== Short exercise ==
Rewrite the lines of data below, replacing every "legend-scale-label" with "legend-tick-label" and leaving everything else unchanged.

[Lines of data]
(begin)
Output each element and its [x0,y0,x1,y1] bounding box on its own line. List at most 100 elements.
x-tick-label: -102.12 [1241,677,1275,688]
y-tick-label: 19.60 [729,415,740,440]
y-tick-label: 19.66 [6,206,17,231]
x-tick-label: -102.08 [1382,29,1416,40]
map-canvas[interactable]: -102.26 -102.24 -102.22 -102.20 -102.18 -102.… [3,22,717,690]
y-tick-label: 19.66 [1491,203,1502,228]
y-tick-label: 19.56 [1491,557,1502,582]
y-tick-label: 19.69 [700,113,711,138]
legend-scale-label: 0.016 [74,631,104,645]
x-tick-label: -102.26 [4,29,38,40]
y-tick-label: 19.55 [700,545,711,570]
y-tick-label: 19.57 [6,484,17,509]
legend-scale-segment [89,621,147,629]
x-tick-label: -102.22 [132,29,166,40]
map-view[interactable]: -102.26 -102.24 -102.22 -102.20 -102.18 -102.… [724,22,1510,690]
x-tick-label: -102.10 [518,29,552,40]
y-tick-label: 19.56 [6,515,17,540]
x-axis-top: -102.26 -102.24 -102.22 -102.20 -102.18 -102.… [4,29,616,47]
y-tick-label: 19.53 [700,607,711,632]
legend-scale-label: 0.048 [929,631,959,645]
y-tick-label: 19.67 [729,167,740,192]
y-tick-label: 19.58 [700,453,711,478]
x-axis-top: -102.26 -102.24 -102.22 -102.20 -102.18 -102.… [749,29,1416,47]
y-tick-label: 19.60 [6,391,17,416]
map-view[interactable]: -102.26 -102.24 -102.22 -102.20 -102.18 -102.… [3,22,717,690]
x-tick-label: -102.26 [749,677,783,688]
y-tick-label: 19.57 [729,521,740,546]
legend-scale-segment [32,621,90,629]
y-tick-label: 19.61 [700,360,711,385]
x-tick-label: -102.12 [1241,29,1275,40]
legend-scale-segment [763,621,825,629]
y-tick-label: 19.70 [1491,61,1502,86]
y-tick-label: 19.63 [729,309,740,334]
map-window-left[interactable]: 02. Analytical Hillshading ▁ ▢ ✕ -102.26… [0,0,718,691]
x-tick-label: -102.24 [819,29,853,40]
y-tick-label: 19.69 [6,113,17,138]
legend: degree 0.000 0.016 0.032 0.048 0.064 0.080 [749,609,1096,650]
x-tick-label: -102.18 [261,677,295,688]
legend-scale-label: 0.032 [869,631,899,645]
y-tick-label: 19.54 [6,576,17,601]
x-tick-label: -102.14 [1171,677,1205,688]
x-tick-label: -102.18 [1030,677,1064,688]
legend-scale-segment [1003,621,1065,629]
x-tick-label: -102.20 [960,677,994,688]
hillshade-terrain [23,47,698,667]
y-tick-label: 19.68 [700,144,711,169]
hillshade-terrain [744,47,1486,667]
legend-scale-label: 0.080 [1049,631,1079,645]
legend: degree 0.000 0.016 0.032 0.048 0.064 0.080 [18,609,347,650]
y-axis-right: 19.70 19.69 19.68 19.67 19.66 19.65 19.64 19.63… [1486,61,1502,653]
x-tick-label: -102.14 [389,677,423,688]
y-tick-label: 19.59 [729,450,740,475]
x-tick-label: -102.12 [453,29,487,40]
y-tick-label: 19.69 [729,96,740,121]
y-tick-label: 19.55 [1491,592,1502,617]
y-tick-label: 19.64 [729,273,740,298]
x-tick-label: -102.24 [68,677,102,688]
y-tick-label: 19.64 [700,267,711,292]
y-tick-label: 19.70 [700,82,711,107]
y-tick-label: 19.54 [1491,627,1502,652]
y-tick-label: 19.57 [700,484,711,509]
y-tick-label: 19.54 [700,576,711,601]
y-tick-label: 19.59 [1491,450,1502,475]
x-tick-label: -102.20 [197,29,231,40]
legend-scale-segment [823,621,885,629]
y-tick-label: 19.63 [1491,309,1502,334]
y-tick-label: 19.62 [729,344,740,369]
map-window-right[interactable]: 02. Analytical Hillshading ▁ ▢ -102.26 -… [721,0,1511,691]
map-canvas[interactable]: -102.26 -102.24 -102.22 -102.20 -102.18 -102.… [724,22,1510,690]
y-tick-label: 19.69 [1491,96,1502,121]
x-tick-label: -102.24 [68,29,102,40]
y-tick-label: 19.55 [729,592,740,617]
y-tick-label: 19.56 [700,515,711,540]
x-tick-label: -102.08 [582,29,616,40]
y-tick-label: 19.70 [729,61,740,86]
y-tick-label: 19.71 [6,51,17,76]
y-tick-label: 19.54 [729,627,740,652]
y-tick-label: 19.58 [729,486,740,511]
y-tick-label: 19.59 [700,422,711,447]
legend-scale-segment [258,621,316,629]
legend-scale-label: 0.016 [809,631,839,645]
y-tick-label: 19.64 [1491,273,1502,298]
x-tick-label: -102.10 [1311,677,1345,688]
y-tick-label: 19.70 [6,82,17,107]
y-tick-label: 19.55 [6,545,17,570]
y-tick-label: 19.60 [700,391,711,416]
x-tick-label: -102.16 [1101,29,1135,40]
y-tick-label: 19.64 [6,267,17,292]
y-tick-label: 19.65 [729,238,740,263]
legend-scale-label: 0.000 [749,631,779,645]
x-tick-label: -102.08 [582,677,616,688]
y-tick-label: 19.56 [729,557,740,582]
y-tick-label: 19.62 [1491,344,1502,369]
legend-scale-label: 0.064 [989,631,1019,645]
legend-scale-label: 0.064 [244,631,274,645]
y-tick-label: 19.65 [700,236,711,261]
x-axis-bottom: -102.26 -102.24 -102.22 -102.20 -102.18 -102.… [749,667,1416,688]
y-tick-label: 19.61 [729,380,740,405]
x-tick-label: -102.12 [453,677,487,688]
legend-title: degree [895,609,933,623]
(end)
== Exercise response ==
Output each element and its [x0,y0,x1,y1] bounding box on its own line. List at most 100 elements.
x-tick-label: -102.12 [1241,677,1275,688]
y-tick-label: 19.60 [729,415,740,440]
y-tick-label: 19.66 [6,206,17,231]
x-tick-label: -102.08 [1382,29,1416,40]
map-canvas[interactable]: -102.26 -102.24 -102.22 -102.20 -102.18 -102.… [3,22,717,690]
y-tick-label: 19.66 [1491,203,1502,228]
y-tick-label: 19.56 [1491,557,1502,582]
y-tick-label: 19.69 [700,113,711,138]
legend-tick-label: 0.016 [74,631,104,645]
x-tick-label: -102.26 [4,29,38,40]
y-tick-label: 19.55 [700,545,711,570]
y-tick-label: 19.57 [6,484,17,509]
legend-scale-segment [89,621,147,629]
x-tick-label: -102.22 [132,29,166,40]
map-view[interactable]: -102.26 -102.24 -102.22 -102.20 -102.18 -102.… [724,22,1510,690]
x-tick-label: -102.10 [518,29,552,40]
y-tick-label: 19.56 [6,515,17,540]
x-axis-top: -102.26 -102.24 -102.22 -102.20 -102.18 -102.… [4,29,616,47]
y-tick-label: 19.53 [700,607,711,632]
legend-tick-label: 0.048 [929,631,959,645]
y-tick-label: 19.67 [729,167,740,192]
y-tick-label: 19.58 [700,453,711,478]
x-axis-top: -102.26 -102.24 -102.22 -102.20 -102.18 -102.… [749,29,1416,47]
y-tick-label: 19.60 [6,391,17,416]
map-view[interactable]: -102.26 -102.24 -102.22 -102.20 -102.18 -102.… [3,22,717,690]
x-tick-label: -102.26 [749,677,783,688]
y-tick-label: 19.57 [729,521,740,546]
legend-scale-segment [32,621,90,629]
y-tick-label: 19.61 [700,360,711,385]
x-tick-label: -102.12 [1241,29,1275,40]
legend-scale-segment [763,621,825,629]
y-tick-label: 19.70 [1491,61,1502,86]
y-tick-label: 19.63 [729,309,740,334]
map-window-left[interactable]: 02. Analytical Hillshading ▁ ▢ ✕ -102.26… [0,0,718,691]
x-tick-label: -102.24 [819,29,853,40]
y-tick-label: 19.69 [6,113,17,138]
legend: degree 0.000 0.016 0.032 0.048 0.064 0.080 [749,609,1096,650]
x-tick-label: -102.18 [261,677,295,688]
legend-tick-label: 0.032 [869,631,899,645]
y-tick-label: 19.54 [6,576,17,601]
x-tick-label: -102.14 [1171,677,1205,688]
x-tick-label: -102.18 [1030,677,1064,688]
legend-scale-segment [1003,621,1065,629]
x-tick-label: -102.20 [960,677,994,688]
hillshade-terrain [23,47,698,667]
y-tick-label: 19.68 [700,144,711,169]
hillshade-terrain [744,47,1486,667]
legend-tick-label: 0.080 [1049,631,1079,645]
legend: degree 0.000 0.016 0.032 0.048 0.064 0.080 [18,609,347,650]
y-axis-right: 19.70 19.69 19.68 19.67 19.66 19.65 19.64 19.63… [1486,61,1502,653]
x-tick-label: -102.14 [389,677,423,688]
y-tick-label: 19.59 [729,450,740,475]
x-tick-label: -102.12 [453,29,487,40]
y-tick-label: 19.69 [729,96,740,121]
y-tick-label: 19.55 [1491,592,1502,617]
y-tick-label: 19.64 [729,273,740,298]
x-tick-label: -102.24 [68,677,102,688]
y-tick-label: 19.64 [700,267,711,292]
y-tick-label: 19.70 [700,82,711,107]
y-tick-label: 19.54 [1491,627,1502,652]
y-tick-label: 19.57 [700,484,711,509]
y-tick-label: 19.54 [700,576,711,601]
y-tick-label: 19.59 [1491,450,1502,475]
x-tick-label: -102.20 [197,29,231,40]
legend-scale-segment [823,621,885,629]
y-tick-label: 19.63 [1491,309,1502,334]
y-tick-label: 19.62 [729,344,740,369]
map-window-right[interactable]: 02. Analytical Hillshading ▁ ▢ -102.26 -… [721,0,1511,691]
map-canvas[interactable]: -102.26 -102.24 -102.22 -102.20 -102.18 -102.… [724,22,1510,690]
y-tick-label: 19.69 [1491,96,1502,121]
x-tick-label: -102.24 [68,29,102,40]
y-tick-label: 19.55 [729,592,740,617]
y-tick-label: 19.56 [700,515,711,540]
x-tick-label: -102.08 [582,29,616,40]
y-tick-label: 19.70 [729,61,740,86]
y-tick-label: 19.71 [6,51,17,76]
y-tick-label: 19.54 [729,627,740,652]
y-tick-label: 19.58 [729,486,740,511]
y-tick-label: 19.59 [700,422,711,447]
legend-scale-segment [258,621,316,629]
legend-tick-label: 0.016 [809,631,839,645]
y-tick-label: 19.64 [1491,273,1502,298]
x-tick-label: -102.10 [1311,677,1345,688]
y-tick-label: 19.70 [6,82,17,107]
y-tick-label: 19.55 [6,545,17,570]
y-tick-label: 19.60 [700,391,711,416]
x-tick-label: -102.16 [1101,29,1135,40]
y-tick-label: 19.64 [6,267,17,292]
y-tick-label: 19.65 [729,238,740,263]
legend-tick-label: 0.000 [749,631,779,645]
x-tick-label: -102.08 [582,677,616,688]
y-tick-label: 19.56 [729,557,740,582]
y-tick-label: 19.62 [1491,344,1502,369]
legend-tick-label: 0.064 [989,631,1019,645]
legend-tick-label: 0.064 [244,631,274,645]
y-tick-label: 19.65 [700,236,711,261]
x-axis-bottom: -102.26 -102.24 -102.22 -102.20 -102.18 -102.… [749,667,1416,688]
y-tick-label: 19.61 [729,380,740,405]
x-tick-label: -102.12 [453,677,487,688]
legend-title: degree [895,609,933,623]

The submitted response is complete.